## [TASK DIRECTIONS]
Each entry below should be reproduced character for character.

## [SUPPLIED MATERIAL]
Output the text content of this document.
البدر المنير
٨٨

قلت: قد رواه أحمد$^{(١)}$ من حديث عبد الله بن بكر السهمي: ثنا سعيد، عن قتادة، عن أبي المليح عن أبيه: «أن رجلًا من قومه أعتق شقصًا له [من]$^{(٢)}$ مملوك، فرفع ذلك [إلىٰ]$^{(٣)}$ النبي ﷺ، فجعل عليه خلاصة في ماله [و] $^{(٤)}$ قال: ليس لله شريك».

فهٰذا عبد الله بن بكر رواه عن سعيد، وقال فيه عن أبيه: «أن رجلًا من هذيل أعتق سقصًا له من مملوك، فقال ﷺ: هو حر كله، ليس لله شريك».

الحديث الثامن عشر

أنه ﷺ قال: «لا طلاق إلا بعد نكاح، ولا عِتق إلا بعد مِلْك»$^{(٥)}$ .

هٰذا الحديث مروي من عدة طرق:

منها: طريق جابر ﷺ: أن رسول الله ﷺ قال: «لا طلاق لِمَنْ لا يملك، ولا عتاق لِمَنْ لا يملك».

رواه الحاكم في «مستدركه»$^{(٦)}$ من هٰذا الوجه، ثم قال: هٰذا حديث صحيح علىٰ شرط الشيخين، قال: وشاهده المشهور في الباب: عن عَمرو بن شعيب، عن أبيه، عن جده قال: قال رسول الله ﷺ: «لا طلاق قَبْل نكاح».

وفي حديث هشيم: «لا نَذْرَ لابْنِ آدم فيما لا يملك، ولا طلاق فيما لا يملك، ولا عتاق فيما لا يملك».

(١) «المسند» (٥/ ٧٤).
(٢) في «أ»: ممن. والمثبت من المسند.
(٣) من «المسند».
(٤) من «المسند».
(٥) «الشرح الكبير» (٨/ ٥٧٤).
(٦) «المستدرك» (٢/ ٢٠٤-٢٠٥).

## [FULL OUTPUT]
Output the text content of this document.
البدر المنير
٨٨

قلت: قد رواه أحمد$^{(١)}$ من حديث عبد الله بن بكر السهمي: ثنا سعيد، عن قتادة، عن أبي المليح عن أبيه: «أن رجلًا من قومه أعتق شقصًا له [من]$^{(٢)}$ مملوك، فرفع ذلك [إلىٰ]$^{(٣)}$ النبي ﷺ، فجعل عليه خلاصة في ماله [و] $^{(٤)}$ قال: ليس لله شريك».

فهٰذا عبد الله بن بكر رواه عن سعيد، وقال فيه عن أبيه: «أن رجلًا من هذيل أعتق سقصًا له من مملوك، فقال ﷺ: هو حر كله، ليس لله شريك».

الحديث الثامن عشر

أنه ﷺ قال: «لا طلاق إلا بعد نكاح، ولا عِتق إلا بعد مِلْك»$^{(٥)}$ .

هٰذا الحديث مروي من عدة طرق:

منها: طريق جابر ﷺ: أن رسول الله ﷺ قال: «لا طلاق لِمَنْ لا يملك، ولا عتاق لِمَنْ لا يملك».

رواه الحاكم في «مستدركه»$^{(٦)}$ من هٰذا الوجه، ثم قال: هٰذا حديث صحيح علىٰ شرط الشيخين، قال: وشاهده المشهور في الباب: عن عَمرو بن شعيب، عن أبيه، عن جده قال: قال رسول الله ﷺ: «لا طلاق قَبْل نكاح».

وفي حديث هشيم: «لا نَذْرَ لابْنِ آدم فيما لا يملك، ولا طلاق فيما لا يملك، ولا عتاق فيما لا يملك».

(١) «المسند» (٥/ ٧٤).
(٢) في «أ»: ممن. والمثبت من المسند.
(٣) من «المسند».
(٤) من «المسند».
(٥) «الشرح الكبير» (٨/ ٥٧٤).
(٦) «المستدرك» (٢/ ٢٠٤-٢٠٥).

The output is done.